_Record excerpts_
------

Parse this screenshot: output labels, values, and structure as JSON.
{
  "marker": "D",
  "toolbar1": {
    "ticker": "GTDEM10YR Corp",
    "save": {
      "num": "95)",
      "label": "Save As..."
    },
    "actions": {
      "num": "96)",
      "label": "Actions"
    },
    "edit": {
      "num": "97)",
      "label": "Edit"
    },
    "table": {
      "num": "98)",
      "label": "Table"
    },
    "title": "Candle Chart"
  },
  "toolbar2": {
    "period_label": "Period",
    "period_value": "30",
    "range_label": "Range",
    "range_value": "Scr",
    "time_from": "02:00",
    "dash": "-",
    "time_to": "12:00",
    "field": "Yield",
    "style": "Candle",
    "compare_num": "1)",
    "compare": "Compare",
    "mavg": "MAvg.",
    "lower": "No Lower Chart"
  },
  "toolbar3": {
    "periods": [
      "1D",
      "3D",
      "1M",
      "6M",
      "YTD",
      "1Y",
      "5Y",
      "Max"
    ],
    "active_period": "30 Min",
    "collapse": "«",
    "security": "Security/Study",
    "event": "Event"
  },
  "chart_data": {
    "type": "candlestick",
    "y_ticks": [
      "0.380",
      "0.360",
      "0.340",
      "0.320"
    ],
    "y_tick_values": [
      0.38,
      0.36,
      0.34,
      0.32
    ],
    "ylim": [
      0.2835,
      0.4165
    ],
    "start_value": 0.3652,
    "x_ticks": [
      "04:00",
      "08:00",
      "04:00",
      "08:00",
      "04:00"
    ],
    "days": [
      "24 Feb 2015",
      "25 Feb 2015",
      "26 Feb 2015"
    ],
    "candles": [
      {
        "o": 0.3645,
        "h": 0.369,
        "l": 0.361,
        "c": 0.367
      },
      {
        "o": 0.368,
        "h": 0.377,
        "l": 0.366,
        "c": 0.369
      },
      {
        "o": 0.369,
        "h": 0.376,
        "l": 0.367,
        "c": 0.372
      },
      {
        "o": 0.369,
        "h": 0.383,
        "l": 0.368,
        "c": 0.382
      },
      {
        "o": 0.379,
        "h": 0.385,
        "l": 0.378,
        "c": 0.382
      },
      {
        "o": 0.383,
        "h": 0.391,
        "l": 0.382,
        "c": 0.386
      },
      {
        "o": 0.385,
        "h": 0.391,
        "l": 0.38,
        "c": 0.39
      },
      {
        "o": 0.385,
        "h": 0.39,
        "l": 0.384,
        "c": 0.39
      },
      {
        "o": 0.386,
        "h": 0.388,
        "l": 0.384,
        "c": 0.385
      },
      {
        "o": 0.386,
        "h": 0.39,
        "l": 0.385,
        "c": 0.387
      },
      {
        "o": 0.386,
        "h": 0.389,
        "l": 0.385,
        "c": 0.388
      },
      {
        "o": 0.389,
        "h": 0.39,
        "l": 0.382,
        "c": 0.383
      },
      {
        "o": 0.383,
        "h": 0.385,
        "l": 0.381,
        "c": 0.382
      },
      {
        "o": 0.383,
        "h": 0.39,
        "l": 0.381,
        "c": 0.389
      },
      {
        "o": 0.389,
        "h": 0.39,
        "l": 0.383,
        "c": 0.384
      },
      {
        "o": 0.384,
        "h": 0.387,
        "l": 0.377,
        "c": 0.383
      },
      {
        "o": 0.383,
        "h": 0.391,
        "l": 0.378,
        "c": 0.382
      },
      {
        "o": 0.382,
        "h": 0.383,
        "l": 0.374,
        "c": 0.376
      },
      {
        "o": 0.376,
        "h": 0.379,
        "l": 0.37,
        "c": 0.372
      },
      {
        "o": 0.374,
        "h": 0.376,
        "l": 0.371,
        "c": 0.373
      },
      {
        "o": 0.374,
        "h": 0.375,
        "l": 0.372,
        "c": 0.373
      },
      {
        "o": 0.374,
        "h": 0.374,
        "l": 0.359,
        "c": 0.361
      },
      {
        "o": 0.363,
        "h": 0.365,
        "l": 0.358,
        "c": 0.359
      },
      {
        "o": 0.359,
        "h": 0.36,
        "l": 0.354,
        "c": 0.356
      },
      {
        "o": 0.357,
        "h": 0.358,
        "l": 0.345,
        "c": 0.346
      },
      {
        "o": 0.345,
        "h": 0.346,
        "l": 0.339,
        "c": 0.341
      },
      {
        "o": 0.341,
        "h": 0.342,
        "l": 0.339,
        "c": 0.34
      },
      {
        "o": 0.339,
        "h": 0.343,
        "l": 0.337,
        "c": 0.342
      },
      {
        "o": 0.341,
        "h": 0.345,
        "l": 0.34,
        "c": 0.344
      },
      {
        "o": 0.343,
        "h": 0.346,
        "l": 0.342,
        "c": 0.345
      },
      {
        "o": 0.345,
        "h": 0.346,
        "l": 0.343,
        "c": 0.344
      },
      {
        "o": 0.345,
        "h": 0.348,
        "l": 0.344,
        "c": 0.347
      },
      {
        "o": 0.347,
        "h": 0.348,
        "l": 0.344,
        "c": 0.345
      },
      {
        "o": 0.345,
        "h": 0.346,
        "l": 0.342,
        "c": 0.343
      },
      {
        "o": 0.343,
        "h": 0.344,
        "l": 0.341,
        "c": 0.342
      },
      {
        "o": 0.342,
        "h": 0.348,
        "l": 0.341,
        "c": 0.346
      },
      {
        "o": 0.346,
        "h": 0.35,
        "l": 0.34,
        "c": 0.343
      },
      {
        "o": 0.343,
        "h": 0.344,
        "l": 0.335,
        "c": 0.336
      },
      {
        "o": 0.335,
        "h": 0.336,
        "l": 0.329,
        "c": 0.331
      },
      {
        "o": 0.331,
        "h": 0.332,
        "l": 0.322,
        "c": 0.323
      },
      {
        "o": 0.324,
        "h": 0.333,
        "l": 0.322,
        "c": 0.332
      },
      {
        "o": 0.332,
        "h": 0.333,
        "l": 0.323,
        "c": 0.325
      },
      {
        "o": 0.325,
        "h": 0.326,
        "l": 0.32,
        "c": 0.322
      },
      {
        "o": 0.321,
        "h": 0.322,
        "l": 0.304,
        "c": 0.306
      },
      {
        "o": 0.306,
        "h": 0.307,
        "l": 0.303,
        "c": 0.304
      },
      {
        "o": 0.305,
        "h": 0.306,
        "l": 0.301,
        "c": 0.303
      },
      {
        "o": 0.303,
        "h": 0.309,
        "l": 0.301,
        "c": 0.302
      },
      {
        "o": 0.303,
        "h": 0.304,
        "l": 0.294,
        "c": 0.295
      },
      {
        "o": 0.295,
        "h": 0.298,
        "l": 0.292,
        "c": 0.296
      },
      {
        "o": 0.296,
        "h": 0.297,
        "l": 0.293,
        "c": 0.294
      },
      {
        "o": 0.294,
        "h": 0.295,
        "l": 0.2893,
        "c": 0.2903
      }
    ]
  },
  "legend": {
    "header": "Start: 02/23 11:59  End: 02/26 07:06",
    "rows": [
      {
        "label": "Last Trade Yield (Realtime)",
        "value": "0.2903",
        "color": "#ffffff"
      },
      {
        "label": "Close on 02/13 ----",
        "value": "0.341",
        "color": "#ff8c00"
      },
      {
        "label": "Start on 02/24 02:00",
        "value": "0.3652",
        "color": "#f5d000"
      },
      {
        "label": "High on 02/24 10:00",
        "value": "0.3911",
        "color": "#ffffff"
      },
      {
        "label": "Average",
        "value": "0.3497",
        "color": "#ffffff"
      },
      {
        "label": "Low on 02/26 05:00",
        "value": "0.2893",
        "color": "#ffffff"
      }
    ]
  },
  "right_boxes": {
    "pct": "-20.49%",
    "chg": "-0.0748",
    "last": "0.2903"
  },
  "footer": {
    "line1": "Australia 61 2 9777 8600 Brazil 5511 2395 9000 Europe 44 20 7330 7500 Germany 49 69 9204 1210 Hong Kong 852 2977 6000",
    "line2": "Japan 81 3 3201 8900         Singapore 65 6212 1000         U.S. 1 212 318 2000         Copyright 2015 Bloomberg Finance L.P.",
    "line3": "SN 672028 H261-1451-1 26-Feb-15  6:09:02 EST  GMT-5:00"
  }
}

------

_Instruction_
Search the data above for the word "Yield", then gather each line in which it appears.

_Worked solution_
    "field": "Yield",
        "label": "Last Trade Yield (Realtime)",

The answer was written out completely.